### Work required
Say how many lines in the records hold the word "title", and give nothing but that number.

Material to process Start Marker

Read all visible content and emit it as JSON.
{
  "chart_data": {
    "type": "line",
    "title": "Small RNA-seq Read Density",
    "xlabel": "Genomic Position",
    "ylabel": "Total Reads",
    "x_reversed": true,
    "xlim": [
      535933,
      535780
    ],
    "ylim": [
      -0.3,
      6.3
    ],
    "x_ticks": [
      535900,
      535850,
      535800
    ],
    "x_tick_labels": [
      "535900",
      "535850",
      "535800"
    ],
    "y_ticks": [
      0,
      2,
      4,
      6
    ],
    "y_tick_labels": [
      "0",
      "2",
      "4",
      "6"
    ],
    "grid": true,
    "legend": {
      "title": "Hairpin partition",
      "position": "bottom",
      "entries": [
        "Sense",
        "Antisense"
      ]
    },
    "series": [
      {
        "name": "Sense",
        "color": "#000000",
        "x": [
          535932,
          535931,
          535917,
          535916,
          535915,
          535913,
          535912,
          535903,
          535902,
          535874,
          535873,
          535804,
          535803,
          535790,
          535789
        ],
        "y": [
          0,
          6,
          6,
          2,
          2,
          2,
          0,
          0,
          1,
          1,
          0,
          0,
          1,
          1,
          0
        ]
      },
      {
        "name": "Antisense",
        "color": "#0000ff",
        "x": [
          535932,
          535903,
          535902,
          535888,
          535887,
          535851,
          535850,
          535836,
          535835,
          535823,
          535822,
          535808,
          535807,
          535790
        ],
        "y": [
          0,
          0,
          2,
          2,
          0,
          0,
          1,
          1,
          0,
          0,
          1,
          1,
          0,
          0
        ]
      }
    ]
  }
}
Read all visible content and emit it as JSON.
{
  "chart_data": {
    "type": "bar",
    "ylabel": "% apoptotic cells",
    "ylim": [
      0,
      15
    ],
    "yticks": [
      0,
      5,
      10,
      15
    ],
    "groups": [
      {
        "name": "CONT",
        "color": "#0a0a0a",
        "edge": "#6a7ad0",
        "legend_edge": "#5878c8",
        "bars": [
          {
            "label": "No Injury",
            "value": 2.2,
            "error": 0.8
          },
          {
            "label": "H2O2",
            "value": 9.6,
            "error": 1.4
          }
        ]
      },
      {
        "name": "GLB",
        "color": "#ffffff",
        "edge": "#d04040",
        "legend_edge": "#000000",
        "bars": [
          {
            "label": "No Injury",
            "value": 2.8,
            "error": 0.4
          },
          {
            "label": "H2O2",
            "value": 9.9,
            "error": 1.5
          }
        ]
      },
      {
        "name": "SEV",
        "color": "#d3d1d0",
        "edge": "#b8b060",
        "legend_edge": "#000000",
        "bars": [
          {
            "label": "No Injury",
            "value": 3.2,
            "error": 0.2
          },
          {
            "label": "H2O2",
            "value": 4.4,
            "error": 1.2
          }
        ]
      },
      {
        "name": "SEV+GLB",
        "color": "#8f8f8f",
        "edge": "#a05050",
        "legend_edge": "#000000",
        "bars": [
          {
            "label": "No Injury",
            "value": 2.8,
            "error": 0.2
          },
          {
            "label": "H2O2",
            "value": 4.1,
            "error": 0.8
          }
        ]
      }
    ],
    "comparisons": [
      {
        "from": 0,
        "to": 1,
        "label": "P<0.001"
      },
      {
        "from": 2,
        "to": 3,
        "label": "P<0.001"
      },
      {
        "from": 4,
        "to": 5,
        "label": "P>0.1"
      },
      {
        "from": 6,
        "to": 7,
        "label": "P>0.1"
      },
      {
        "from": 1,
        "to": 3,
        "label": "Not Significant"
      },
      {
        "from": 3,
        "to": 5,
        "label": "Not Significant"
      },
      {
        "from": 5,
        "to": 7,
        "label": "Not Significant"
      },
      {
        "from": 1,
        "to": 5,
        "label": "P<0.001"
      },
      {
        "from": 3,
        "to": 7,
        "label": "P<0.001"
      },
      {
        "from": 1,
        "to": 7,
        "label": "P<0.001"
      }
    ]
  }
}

Material to process End Marker

### Task answer
2